### RECORDS PROVIDED ###
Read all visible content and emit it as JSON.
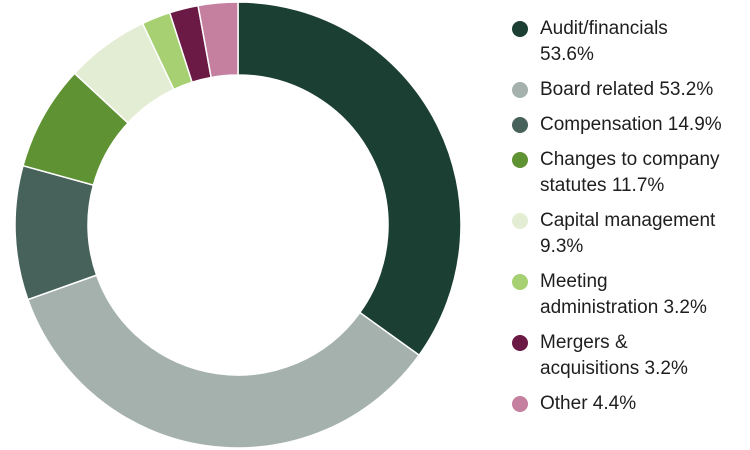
{
  "chart_data": {
    "type": "pie",
    "variant": "donut",
    "title": "",
    "legend_position": "right",
    "categories": [
      "Audit/financials",
      "Board related",
      "Compensation",
      "Changes to company statutes",
      "Capital management",
      "Meeting administration",
      "Mergers & acquisitions",
      "Other"
    ],
    "values": [
      53.6,
      53.2,
      14.9,
      11.7,
      9.3,
      3.2,
      3.2,
      4.4
    ],
    "colors": [
      "#1b3f33",
      "#a4b1ac",
      "#47625a",
      "#5f9232",
      "#e3edd3",
      "#a6d071",
      "#6b1a46",
      "#c57f9f"
    ],
    "legend": [
      {
        "label": "Audit/financials",
        "line1": "Audit/financials",
        "line2": "53.6%"
      },
      {
        "label": "Board related",
        "line1": "Board related 53.2%",
        "line2": ""
      },
      {
        "label": "Compensation",
        "line1": "Compensation 14.9%",
        "line2": ""
      },
      {
        "label": "Changes to company statutes",
        "line1": "Changes to company",
        "line2": "statutes 11.7%"
      },
      {
        "label": "Capital management",
        "line1": "Capital management",
        "line2": "9.3%"
      },
      {
        "label": "Meeting administration",
        "line1": "Meeting",
        "line2": "administration 3.2%"
      },
      {
        "label": "Mergers & acquisitions",
        "line1": "Mergers &",
        "line2": "acquisitions 3.2%"
      },
      {
        "label": "Other",
        "line1": "Other 4.4%",
        "line2": ""
      }
    ]
  }
}
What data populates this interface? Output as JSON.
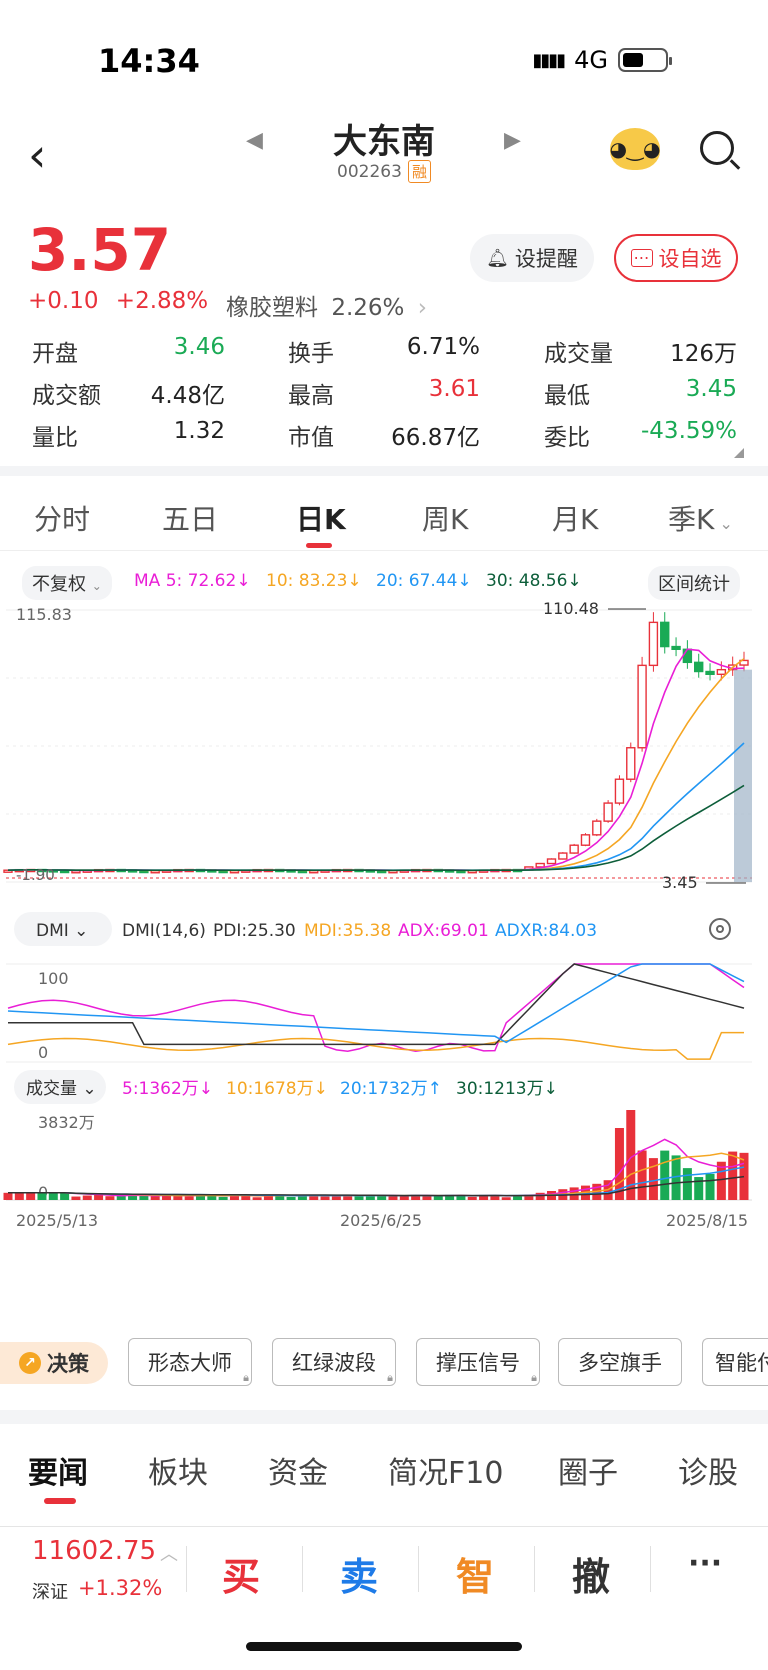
###
• _TASK DETAILS_: Reproduce the data above in full, exactly as it is, with the pictures left out.

• _ANSWER IN FULL_:
Read all visible content and emit it as JSON.
{
  "chart_data": {
    "type": "pie",
    "variant": "donut",
    "title": "",
    "legend_position": "right",
    "categories": [
      "Audit/financials",
      "Board related",
      "Compensation",
      "Changes to company statutes",
      "Capital management",
      "Meeting administration",
      "Mergers & acquisitions",
      "Other"
    ],
    "values": [
      53.6,
      53.2,
      14.9,
      11.7,
      9.3,
      3.2,
      3.2,
      4.4
    ],
    "colors": [
      "#1b3f33",
      "#a4b1ac",
      "#47625a",
      "#5f9232",
      "#e3edd3",
      "#a6d071",
      "#6b1a46",
      "#c57f9f"
    ],
    "legend": [
      {
        "label": "Audit/financials",
        "line1": "Audit/financials",
        "line2": "53.6%"
      },
      {
        "label": "Board related",
        "line1": "Board related 53.2%",
        "line2": ""
      },
      {
        "label": "Compensation",
        "line1": "Compensation 14.9%",
        "line2": ""
      },
      {
        "label": "Changes to company statutes",
        "line1": "Changes to company",
        "line2": "statutes 11.7%"
      },
      {
        "label": "Capital management",
        "line1": "Capital management",
        "line2": "9.3%"
      },
      {
        "label": "Meeting administration",
        "line1": "Meeting",
        "line2": "administration 3.2%"
      },
      {
        "label": "Mergers & acquisitions",
        "line1": "Mergers &",
        "line2": "acquisitions 3.2%"
      },
      {
        "label": "Other",
        "line1": "Other 4.4%",
        "line2": ""
      }
    ]
  }
}
What data populates this interface? Output as JSON.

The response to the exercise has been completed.